begin Data for processing

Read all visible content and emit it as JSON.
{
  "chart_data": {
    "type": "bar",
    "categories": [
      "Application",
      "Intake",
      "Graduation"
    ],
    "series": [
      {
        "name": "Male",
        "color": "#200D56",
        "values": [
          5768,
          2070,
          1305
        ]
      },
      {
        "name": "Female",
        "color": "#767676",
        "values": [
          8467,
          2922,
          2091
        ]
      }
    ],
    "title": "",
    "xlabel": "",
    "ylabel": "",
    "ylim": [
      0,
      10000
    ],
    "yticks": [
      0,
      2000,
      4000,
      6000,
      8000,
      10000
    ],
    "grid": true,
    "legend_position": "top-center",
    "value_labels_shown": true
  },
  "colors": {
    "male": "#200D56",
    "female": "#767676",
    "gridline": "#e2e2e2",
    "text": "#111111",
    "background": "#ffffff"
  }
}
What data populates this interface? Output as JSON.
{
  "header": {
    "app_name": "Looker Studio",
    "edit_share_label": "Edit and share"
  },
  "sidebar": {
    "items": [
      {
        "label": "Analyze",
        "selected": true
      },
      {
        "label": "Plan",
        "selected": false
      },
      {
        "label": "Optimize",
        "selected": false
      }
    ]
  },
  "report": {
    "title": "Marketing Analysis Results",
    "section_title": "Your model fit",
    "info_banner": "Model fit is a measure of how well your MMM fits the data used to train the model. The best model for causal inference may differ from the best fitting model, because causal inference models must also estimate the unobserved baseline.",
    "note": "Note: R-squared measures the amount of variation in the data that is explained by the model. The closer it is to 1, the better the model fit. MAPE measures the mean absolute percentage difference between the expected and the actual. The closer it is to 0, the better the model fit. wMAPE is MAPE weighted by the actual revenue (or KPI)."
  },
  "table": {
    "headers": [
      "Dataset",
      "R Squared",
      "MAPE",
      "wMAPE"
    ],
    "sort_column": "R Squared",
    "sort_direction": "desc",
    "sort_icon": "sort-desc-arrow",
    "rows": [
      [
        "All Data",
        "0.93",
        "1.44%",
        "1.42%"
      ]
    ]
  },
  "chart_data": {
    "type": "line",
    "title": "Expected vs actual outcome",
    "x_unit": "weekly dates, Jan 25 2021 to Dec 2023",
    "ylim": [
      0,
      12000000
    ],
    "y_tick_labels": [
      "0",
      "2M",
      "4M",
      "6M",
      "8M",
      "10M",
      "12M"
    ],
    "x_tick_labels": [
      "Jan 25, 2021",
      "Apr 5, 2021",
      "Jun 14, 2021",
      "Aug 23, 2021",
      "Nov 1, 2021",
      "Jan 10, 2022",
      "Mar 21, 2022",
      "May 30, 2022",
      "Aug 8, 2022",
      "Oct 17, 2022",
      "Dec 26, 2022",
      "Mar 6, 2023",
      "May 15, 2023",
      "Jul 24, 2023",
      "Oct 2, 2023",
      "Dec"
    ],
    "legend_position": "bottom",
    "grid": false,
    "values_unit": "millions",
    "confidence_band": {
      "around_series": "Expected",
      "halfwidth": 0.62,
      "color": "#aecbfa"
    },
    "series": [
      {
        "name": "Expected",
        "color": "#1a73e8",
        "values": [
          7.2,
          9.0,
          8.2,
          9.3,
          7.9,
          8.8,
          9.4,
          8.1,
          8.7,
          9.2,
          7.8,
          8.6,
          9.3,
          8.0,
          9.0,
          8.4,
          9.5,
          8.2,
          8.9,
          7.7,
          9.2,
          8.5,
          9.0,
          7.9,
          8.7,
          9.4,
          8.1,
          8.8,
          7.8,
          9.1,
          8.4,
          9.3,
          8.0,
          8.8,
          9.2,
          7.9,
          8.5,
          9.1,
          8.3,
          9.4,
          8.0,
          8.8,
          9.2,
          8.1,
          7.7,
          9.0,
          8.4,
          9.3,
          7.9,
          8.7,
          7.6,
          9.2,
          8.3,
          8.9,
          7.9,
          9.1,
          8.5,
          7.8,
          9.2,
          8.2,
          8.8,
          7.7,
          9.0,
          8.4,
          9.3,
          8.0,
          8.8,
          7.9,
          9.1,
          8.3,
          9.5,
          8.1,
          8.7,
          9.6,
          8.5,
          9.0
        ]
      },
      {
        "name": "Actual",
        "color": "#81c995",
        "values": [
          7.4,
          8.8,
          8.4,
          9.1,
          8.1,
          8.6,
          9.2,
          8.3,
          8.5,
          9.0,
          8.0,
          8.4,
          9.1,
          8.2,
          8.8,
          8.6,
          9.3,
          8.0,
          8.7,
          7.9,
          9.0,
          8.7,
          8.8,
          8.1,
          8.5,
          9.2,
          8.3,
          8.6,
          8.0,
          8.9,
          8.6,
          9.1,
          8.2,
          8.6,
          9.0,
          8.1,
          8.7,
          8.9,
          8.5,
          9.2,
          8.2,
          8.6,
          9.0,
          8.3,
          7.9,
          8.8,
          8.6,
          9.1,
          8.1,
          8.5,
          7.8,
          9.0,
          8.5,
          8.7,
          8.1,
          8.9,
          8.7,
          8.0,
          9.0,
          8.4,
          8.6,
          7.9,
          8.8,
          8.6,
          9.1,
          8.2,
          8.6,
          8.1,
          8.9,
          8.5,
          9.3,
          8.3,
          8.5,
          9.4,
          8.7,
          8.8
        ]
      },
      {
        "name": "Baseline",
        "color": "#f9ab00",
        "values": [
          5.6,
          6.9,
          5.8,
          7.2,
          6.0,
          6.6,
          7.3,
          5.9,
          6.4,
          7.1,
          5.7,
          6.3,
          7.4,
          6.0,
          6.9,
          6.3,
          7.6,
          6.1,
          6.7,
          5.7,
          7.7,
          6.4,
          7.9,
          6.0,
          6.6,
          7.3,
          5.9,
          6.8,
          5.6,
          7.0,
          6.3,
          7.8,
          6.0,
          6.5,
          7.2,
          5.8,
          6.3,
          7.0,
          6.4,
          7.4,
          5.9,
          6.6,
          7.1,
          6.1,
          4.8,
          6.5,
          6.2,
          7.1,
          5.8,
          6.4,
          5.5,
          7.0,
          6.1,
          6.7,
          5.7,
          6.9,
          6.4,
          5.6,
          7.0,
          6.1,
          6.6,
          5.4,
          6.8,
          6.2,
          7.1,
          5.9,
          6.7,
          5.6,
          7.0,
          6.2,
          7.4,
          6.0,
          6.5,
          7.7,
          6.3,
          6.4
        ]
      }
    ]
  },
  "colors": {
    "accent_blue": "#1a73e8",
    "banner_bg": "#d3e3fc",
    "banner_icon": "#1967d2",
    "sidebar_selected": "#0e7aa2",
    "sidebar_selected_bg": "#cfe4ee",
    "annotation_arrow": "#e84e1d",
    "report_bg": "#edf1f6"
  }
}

end Data for processing

Note how many lines in the listing above hold the string "desc", then give only that figure.

Complete answer: 2